(Collected data entries)

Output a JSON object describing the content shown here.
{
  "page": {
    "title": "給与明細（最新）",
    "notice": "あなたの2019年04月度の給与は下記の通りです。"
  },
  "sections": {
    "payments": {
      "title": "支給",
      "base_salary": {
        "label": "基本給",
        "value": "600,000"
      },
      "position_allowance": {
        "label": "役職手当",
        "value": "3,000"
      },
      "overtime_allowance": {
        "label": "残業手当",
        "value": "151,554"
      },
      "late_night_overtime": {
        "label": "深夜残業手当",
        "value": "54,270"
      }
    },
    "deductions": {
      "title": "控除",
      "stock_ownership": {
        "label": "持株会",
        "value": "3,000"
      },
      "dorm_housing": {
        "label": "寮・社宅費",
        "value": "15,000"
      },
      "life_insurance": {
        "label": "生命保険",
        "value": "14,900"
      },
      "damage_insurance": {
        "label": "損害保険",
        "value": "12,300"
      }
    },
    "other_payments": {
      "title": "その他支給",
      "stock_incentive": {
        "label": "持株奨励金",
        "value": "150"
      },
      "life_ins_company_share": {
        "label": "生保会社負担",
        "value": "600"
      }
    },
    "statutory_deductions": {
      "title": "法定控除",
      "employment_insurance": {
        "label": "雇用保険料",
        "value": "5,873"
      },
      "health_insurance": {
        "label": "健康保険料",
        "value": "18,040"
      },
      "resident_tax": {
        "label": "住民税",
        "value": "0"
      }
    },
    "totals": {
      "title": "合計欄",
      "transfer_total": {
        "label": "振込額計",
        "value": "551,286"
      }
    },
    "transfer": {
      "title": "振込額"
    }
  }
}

# What is needed
Retype the records that precede this task, keeping them exactly the same.

# Reply to the exercise
Output a JSON object describing the content shown here.
{
  "page": {
    "title": "給与明細（最新）",
    "notice": "あなたの2019年04月度の給与は下記の通りです。"
  },
  "sections": {
    "payments": {
      "title": "支給",
      "base_salary": {
        "label": "基本給",
        "value": "600,000"
      },
      "position_allowance": {
        "label": "役職手当",
        "value": "3,000"
      },
      "overtime_allowance": {
        "label": "残業手当",
        "value": "151,554"
      },
      "late_night_overtime": {
        "label": "深夜残業手当",
        "value": "54,270"
      }
    },
    "deductions": {
      "title": "控除",
      "stock_ownership": {
        "label": "持株会",
        "value": "3,000"
      },
      "dorm_housing": {
        "label": "寮・社宅費",
        "value": "15,000"
      },
      "life_insurance": {
        "label": "生命保険",
        "value": "14,900"
      },
      "damage_insurance": {
        "label": "損害保険",
        "value": "12,300"
      }
    },
    "other_payments": {
      "title": "その他支給",
      "stock_incentive": {
        "label": "持株奨励金",
        "value": "150"
      },
      "life_ins_company_share": {
        "label": "生保会社負担",
        "value": "600"
      }
    },
    "statutory_deductions": {
      "title": "法定控除",
      "employment_insurance": {
        "label": "雇用保険料",
        "value": "5,873"
      },
      "health_insurance": {
        "label": "健康保険料",
        "value": "18,040"
      },
      "resident_tax": {
        "label": "住民税",
        "value": "0"
      }
    },
    "totals": {
      "title": "合計欄",
      "transfer_total": {
        "label": "振込額計",
        "value": "551,286"
      }
    },
    "transfer": {
      "title": "振込額"
    }
  }
}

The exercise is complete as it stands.